Provided passage.

########

The real driving factor for building Hurricane time was, Cliff says, unique Spitfire Mk IIa P7350. “The Mk II was and is the most precious aeroplane in the BBMF,” he offers enthusiastically, “being an ex-Battle of Britain aeroplane and the sole airworthy example of that mark. I was very conscious of the value of that aeroplane before getting into it”. P7350 entered service in August 1940, serving initially with No. 266 Squadron and later seeing combat with No. 603 (City of Edinburgh) Squadron. Shot down by a Bf 109E in October 1940, the Spitfire was quickly repaired and returned to active service, where it flew until April 1942. Postwar, the aeroplane participated in the Battle of Britain filming of 1968, after which it was presented to the BBMF. “What a transformation the Spitfire Mk II was”, recalls Cliff of his first flight. “The difference with the Hurricane is marked. The aeroplane is alive, very well balanced, very swift. You’re instantly aware of a terrific improvement in performance to the Hurricane. It’s probably marginally slower in roll rate than the Hurricane but responds very quickly to control inputs. Its sensitivity in pitch was awesome – enormous pitch control, and its turning performance gave a strong impression of how effective it must have been as a fighter.

########

Directive 1. List every month or year named in the Spitfire passage.

########

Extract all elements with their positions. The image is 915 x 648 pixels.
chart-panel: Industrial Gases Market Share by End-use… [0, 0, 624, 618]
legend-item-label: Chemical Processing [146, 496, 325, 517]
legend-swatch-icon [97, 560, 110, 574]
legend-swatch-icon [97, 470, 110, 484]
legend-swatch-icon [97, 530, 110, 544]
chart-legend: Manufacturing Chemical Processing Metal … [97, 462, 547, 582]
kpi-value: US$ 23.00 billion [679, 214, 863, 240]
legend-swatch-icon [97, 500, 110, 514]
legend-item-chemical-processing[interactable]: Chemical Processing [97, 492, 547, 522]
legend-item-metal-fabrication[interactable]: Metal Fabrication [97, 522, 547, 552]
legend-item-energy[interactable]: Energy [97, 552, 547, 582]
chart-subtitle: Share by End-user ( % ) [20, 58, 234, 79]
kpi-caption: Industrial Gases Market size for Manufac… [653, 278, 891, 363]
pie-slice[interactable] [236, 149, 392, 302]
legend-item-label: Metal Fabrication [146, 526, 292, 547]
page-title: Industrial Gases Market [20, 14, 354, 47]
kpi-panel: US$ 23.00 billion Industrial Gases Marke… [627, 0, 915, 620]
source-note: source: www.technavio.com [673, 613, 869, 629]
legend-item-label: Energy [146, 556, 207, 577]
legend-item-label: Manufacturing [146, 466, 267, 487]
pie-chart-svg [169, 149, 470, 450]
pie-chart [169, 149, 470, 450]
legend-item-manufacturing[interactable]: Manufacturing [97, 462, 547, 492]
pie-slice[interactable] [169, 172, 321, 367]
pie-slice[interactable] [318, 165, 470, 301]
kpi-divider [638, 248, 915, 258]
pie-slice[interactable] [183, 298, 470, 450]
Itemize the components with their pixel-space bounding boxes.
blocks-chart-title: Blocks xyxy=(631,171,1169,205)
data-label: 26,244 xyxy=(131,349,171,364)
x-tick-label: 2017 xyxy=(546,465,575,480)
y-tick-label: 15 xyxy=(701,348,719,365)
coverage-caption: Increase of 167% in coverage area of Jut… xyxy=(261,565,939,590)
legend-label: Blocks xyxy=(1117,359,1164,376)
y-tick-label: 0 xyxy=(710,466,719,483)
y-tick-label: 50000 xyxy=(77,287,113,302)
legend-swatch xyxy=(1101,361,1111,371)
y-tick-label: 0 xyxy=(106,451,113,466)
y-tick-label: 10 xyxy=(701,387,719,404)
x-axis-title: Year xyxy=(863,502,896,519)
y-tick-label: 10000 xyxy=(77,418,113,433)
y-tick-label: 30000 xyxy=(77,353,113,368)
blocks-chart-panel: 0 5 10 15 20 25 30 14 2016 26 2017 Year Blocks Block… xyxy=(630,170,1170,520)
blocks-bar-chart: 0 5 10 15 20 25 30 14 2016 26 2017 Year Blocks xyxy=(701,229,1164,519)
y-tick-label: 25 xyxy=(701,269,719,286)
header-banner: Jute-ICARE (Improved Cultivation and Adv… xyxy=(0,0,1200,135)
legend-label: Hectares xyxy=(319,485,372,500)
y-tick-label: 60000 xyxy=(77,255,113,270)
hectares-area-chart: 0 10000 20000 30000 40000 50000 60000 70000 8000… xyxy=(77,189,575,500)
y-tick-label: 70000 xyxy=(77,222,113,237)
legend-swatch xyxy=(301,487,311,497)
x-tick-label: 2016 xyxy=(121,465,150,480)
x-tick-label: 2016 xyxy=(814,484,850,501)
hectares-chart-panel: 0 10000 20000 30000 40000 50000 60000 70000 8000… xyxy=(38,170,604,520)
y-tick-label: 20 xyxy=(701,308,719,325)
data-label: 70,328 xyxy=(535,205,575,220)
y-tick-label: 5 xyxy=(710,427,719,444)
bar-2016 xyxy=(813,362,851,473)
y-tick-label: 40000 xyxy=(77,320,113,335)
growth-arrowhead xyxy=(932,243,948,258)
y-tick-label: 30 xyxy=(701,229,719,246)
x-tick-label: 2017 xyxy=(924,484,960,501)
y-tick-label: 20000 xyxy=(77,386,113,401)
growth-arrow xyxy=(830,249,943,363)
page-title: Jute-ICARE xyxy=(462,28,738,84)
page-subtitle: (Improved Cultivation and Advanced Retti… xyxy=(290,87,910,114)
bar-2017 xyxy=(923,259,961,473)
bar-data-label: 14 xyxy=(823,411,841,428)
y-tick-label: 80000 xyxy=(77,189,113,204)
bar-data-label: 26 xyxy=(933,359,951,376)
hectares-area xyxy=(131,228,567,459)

########

Directive 2. Copy the rows from the first line of the rows through the line that contains "legend-swatch xyxy=(1101,361,1111,371)".

Final result 1. August 1940, October 1940, April 1942, 1968

Final result 2.
Extract all elements with their positions. The image is 915 x 648 pixels.
chart-panel: Industrial Gases Market Share by End-use… [0, 0, 624, 618]
legend-item-label: Chemical Processing [146, 496, 325, 517]
legend-swatch-icon [97, 560, 110, 574]
legend-swatch-icon [97, 470, 110, 484]
legend-swatch-icon [97, 530, 110, 544]
chart-legend: Manufacturing Chemical Processing Metal … [97, 462, 547, 582]
kpi-value: US$ 23.00 billion [679, 214, 863, 240]
legend-swatch-icon [97, 500, 110, 514]
legend-item-chemical-processing[interactable]: Chemical Processing [97, 492, 547, 522]
legend-item-metal-fabrication[interactable]: Metal Fabrication [97, 522, 547, 552]
legend-item-energy[interactable]: Energy [97, 552, 547, 582]
chart-subtitle: Share by End-user ( % ) [20, 58, 234, 79]
kpi-caption: Industrial Gases Market size for Manufac… [653, 278, 891, 363]
pie-slice[interactable] [236, 149, 392, 302]
legend-item-label: Metal Fabrication [146, 526, 292, 547]
page-title: Industrial Gases Market [20, 14, 354, 47]
kpi-panel: US$ 23.00 billion Industrial Gases Marke… [627, 0, 915, 620]
source-note: source: www.technavio.com [673, 613, 869, 629]
legend-item-label: Energy [146, 556, 207, 577]
legend-item-label: Manufacturing [146, 466, 267, 487]
pie-chart-svg [169, 149, 470, 450]
pie-chart [169, 149, 470, 450]
legend-item-manufacturing[interactable]: Manufacturing [97, 462, 547, 492]
pie-slice[interactable] [169, 172, 321, 367]
pie-slice[interactable] [318, 165, 470, 301]
kpi-divider [638, 248, 915, 258]
pie-slice[interactable] [183, 298, 470, 450]
Itemize the components with their pixel-space bounding boxes.
blocks-chart-title: Blocks xyxy=(631,171,1169,205)
data-label: 26,244 xyxy=(131,349,171,364)
x-tick-label: 2017 xyxy=(546,465,575,480)
y-tick-label: 15 xyxy=(701,348,719,365)
coverage-caption: Increase of 167% in coverage area of Jut… xyxy=(261,565,939,590)
legend-label: Blocks xyxy=(1117,359,1164,376)
y-tick-label: 0 xyxy=(710,466,719,483)
y-tick-label: 50000 xyxy=(77,287,113,302)
legend-swatch xyxy=(1101,361,1111,371)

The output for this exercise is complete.